● **Set problem**
Every record below should be written out exactly; pictures stay out.

● **The input**
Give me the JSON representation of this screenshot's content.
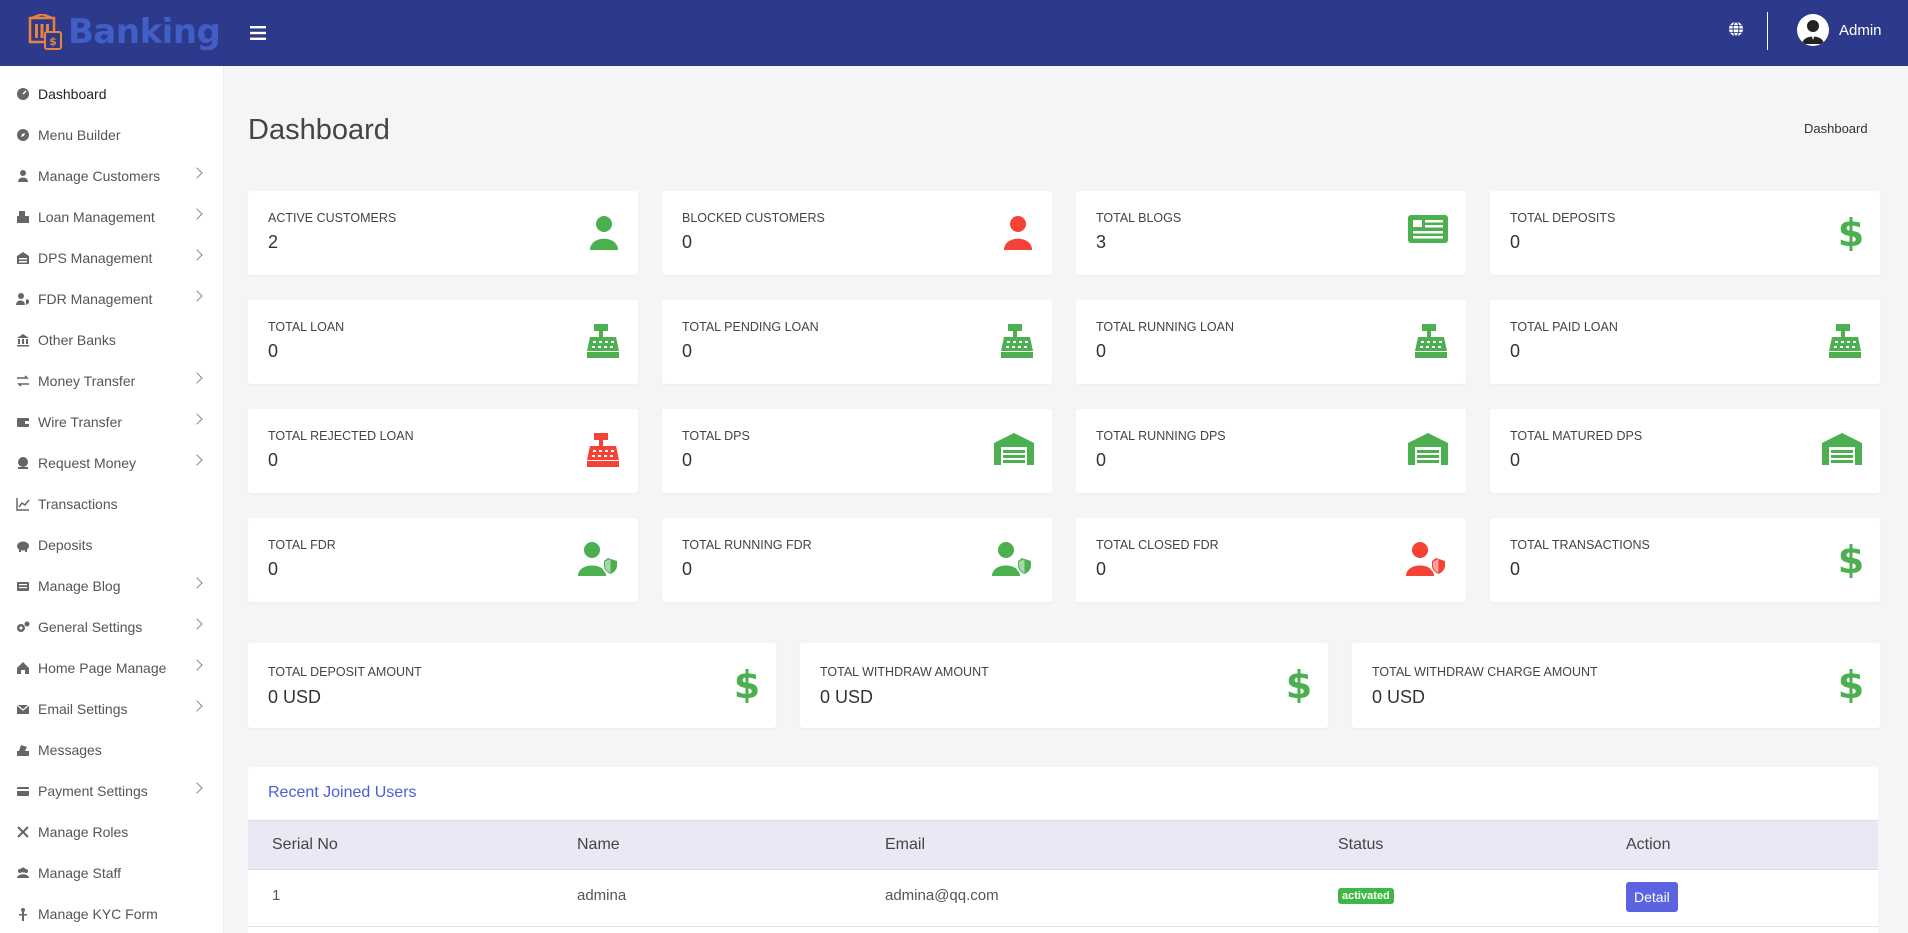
{
  "header": {
    "logo_text": "Banking",
    "admin_name": "Admin"
  },
  "sidebar": {
    "items": [
      {
        "label": "Dashboard",
        "icon": "dashboard-icon",
        "chevron": false
      },
      {
        "label": "Menu Builder",
        "icon": "compass-icon",
        "chevron": false
      },
      {
        "label": "Manage Customers",
        "icon": "user-icon",
        "chevron": true
      },
      {
        "label": "Loan Management",
        "icon": "loan-icon",
        "chevron": true
      },
      {
        "label": "DPS Management",
        "icon": "dps-icon",
        "chevron": true
      },
      {
        "label": "FDR Management",
        "icon": "fdr-icon",
        "chevron": true
      },
      {
        "label": "Other Banks",
        "icon": "bank-icon",
        "chevron": false
      },
      {
        "label": "Money Transfer",
        "icon": "transfer-icon",
        "chevron": true
      },
      {
        "label": "Wire Transfer",
        "icon": "wallet-icon",
        "chevron": true
      },
      {
        "label": "Request Money",
        "icon": "request-icon",
        "chevron": true
      },
      {
        "label": "Transactions",
        "icon": "chart-icon",
        "chevron": false
      },
      {
        "label": "Deposits",
        "icon": "piggy-bank-icon",
        "chevron": false
      },
      {
        "label": "Manage Blog",
        "icon": "blog-icon",
        "chevron": true
      },
      {
        "label": "General Settings",
        "icon": "gears-icon",
        "chevron": true
      },
      {
        "label": "Home Page Manage",
        "icon": "home-icon",
        "chevron": true
      },
      {
        "label": "Email Settings",
        "icon": "envelope-icon",
        "chevron": true
      },
      {
        "label": "Messages",
        "icon": "message-icon",
        "chevron": false
      },
      {
        "label": "Payment Settings",
        "icon": "payment-icon",
        "chevron": true
      },
      {
        "label": "Manage Roles",
        "icon": "roles-icon",
        "chevron": false
      },
      {
        "label": "Manage Staff",
        "icon": "staff-icon",
        "chevron": false
      },
      {
        "label": "Manage KYC Form",
        "icon": "kyc-icon",
        "chevron": false
      }
    ]
  },
  "page": {
    "title": "Dashboard",
    "breadcrumb": "Dashboard"
  },
  "colors": {
    "green": "#4caf50",
    "red": "#f44336",
    "accent": "#4a5fd6",
    "topbar": "#2d3a8c"
  },
  "stats": [
    {
      "label": "Active Customers",
      "value": "2",
      "icon": "user-icon",
      "color": "green"
    },
    {
      "label": "Blocked Customers",
      "value": "0",
      "icon": "user-icon",
      "color": "red"
    },
    {
      "label": "Total Blogs",
      "value": "3",
      "icon": "newspaper-icon",
      "color": "green"
    },
    {
      "label": "Total Deposits",
      "value": "0",
      "icon": "dollar-icon",
      "color": "green"
    },
    {
      "label": "Total Loan",
      "value": "0",
      "icon": "cash-register-icon",
      "color": "green"
    },
    {
      "label": "Total Pending Loan",
      "value": "0",
      "icon": "cash-register-icon",
      "color": "green"
    },
    {
      "label": "Total Running Loan",
      "value": "0",
      "icon": "cash-register-icon",
      "color": "green"
    },
    {
      "label": "Total Paid Loan",
      "value": "0",
      "icon": "cash-register-icon",
      "color": "green"
    },
    {
      "label": "Total Rejected Loan",
      "value": "0",
      "icon": "cash-register-icon",
      "color": "red"
    },
    {
      "label": "Total DPS",
      "value": "0",
      "icon": "warehouse-icon",
      "color": "green"
    },
    {
      "label": "Total Running DPS",
      "value": "0",
      "icon": "warehouse-icon",
      "color": "green"
    },
    {
      "label": "Total Matured DPS",
      "value": "0",
      "icon": "warehouse-icon",
      "color": "green"
    },
    {
      "label": "Total FDR",
      "value": "0",
      "icon": "user-shield-icon",
      "color": "green"
    },
    {
      "label": "Total Running FDR",
      "value": "0",
      "icon": "user-shield-icon",
      "color": "green"
    },
    {
      "label": "Total Closed FDR",
      "value": "0",
      "icon": "user-shield-icon",
      "color": "red"
    },
    {
      "label": "Total Transactions",
      "value": "0",
      "icon": "dollar-icon",
      "color": "green"
    }
  ],
  "amounts": [
    {
      "label": "Total Deposit Amount",
      "value": "0 USD",
      "icon": "dollar-icon"
    },
    {
      "label": "Total Withdraw Amount",
      "value": "0 USD",
      "icon": "dollar-icon"
    },
    {
      "label": "Total Withdraw Charge Amount",
      "value": "0 USD",
      "icon": "dollar-icon"
    }
  ],
  "recent_users": {
    "title": "Recent Joined Users",
    "columns": [
      "Serial No",
      "Name",
      "Email",
      "Status",
      "Action"
    ],
    "rows": [
      {
        "serial": "1",
        "name": "admina",
        "email": "admina@qq.com",
        "status": "activated",
        "action": "Detail"
      }
    ]
  }
}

● **The reply**
Give me the JSON representation of this screenshot's content.
{
  "header": {
    "logo_text": "Banking",
    "admin_name": "Admin"
  },
  "sidebar": {
    "items": [
      {
        "label": "Dashboard",
        "icon": "dashboard-icon",
        "chevron": false
      },
      {
        "label": "Menu Builder",
        "icon": "compass-icon",
        "chevron": false
      },
      {
        "label": "Manage Customers",
        "icon": "user-icon",
        "chevron": true
      },
      {
        "label": "Loan Management",
        "icon": "loan-icon",
        "chevron": true
      },
      {
        "label": "DPS Management",
        "icon": "dps-icon",
        "chevron": true
      },
      {
        "label": "FDR Management",
        "icon": "fdr-icon",
        "chevron": true
      },
      {
        "label": "Other Banks",
        "icon": "bank-icon",
        "chevron": false
      },
      {
        "label": "Money Transfer",
        "icon": "transfer-icon",
        "chevron": true
      },
      {
        "label": "Wire Transfer",
        "icon": "wallet-icon",
        "chevron": true
      },
      {
        "label": "Request Money",
        "icon": "request-icon",
        "chevron": true
      },
      {
        "label": "Transactions",
        "icon": "chart-icon",
        "chevron": false
      },
      {
        "label": "Deposits",
        "icon": "piggy-bank-icon",
        "chevron": false
      },
      {
        "label": "Manage Blog",
        "icon": "blog-icon",
        "chevron": true
      },
      {
        "label": "General Settings",
        "icon": "gears-icon",
        "chevron": true
      },
      {
        "label": "Home Page Manage",
        "icon": "home-icon",
        "chevron": true
      },
      {
        "label": "Email Settings",
        "icon": "envelope-icon",
        "chevron": true
      },
      {
        "label": "Messages",
        "icon": "message-icon",
        "chevron": false
      },
      {
        "label": "Payment Settings",
        "icon": "payment-icon",
        "chevron": true
      },
      {
        "label": "Manage Roles",
        "icon": "roles-icon",
        "chevron": false
      },
      {
        "label": "Manage Staff",
        "icon": "staff-icon",
        "chevron": false
      },
      {
        "label": "Manage KYC Form",
        "icon": "kyc-icon",
        "chevron": false
      }
    ]
  },
  "page": {
    "title": "Dashboard",
    "breadcrumb": "Dashboard"
  },
  "colors": {
    "green": "#4caf50",
    "red": "#f44336",
    "accent": "#4a5fd6",
    "topbar": "#2d3a8c"
  },
  "stats": [
    {
      "label": "Active Customers",
      "value": "2",
      "icon": "user-icon",
      "color": "green"
    },
    {
      "label": "Blocked Customers",
      "value": "0",
      "icon": "user-icon",
      "color": "red"
    },
    {
      "label": "Total Blogs",
      "value": "3",
      "icon": "newspaper-icon",
      "color": "green"
    },
    {
      "label": "Total Deposits",
      "value": "0",
      "icon": "dollar-icon",
      "color": "green"
    },
    {
      "label": "Total Loan",
      "value": "0",
      "icon": "cash-register-icon",
      "color": "green"
    },
    {
      "label": "Total Pending Loan",
      "value": "0",
      "icon": "cash-register-icon",
      "color": "green"
    },
    {
      "label": "Total Running Loan",
      "value": "0",
      "icon": "cash-register-icon",
      "color": "green"
    },
    {
      "label": "Total Paid Loan",
      "value": "0",
      "icon": "cash-register-icon",
      "color": "green"
    },
    {
      "label": "Total Rejected Loan",
      "value": "0",
      "icon": "cash-register-icon",
      "color": "red"
    },
    {
      "label": "Total DPS",
      "value": "0",
      "icon": "warehouse-icon",
      "color": "green"
    },
    {
      "label": "Total Running DPS",
      "value": "0",
      "icon": "warehouse-icon",
      "color": "green"
    },
    {
      "label": "Total Matured DPS",
      "value": "0",
      "icon": "warehouse-icon",
      "color": "green"
    },
    {
      "label": "Total FDR",
      "value": "0",
      "icon": "user-shield-icon",
      "color": "green"
    },
    {
      "label": "Total Running FDR",
      "value": "0",
      "icon": "user-shield-icon",
      "color": "green"
    },
    {
      "label": "Total Closed FDR",
      "value": "0",
      "icon": "user-shield-icon",
      "color": "red"
    },
    {
      "label": "Total Transactions",
      "value": "0",
      "icon": "dollar-icon",
      "color": "green"
    }
  ],
  "amounts": [
    {
      "label": "Total Deposit Amount",
      "value": "0 USD",
      "icon": "dollar-icon"
    },
    {
      "label": "Total Withdraw Amount",
      "value": "0 USD",
      "icon": "dollar-icon"
    },
    {
      "label": "Total Withdraw Charge Amount",
      "value": "0 USD",
      "icon": "dollar-icon"
    }
  ],
  "recent_users": {
    "title": "Recent Joined Users",
    "columns": [
      "Serial No",
      "Name",
      "Email",
      "Status",
      "Action"
    ],
    "rows": [
      {
        "serial": "1",
        "name": "admina",
        "email": "admina@qq.com",
        "status": "activated",
        "action": "Detail"
      }
    ]
  }
}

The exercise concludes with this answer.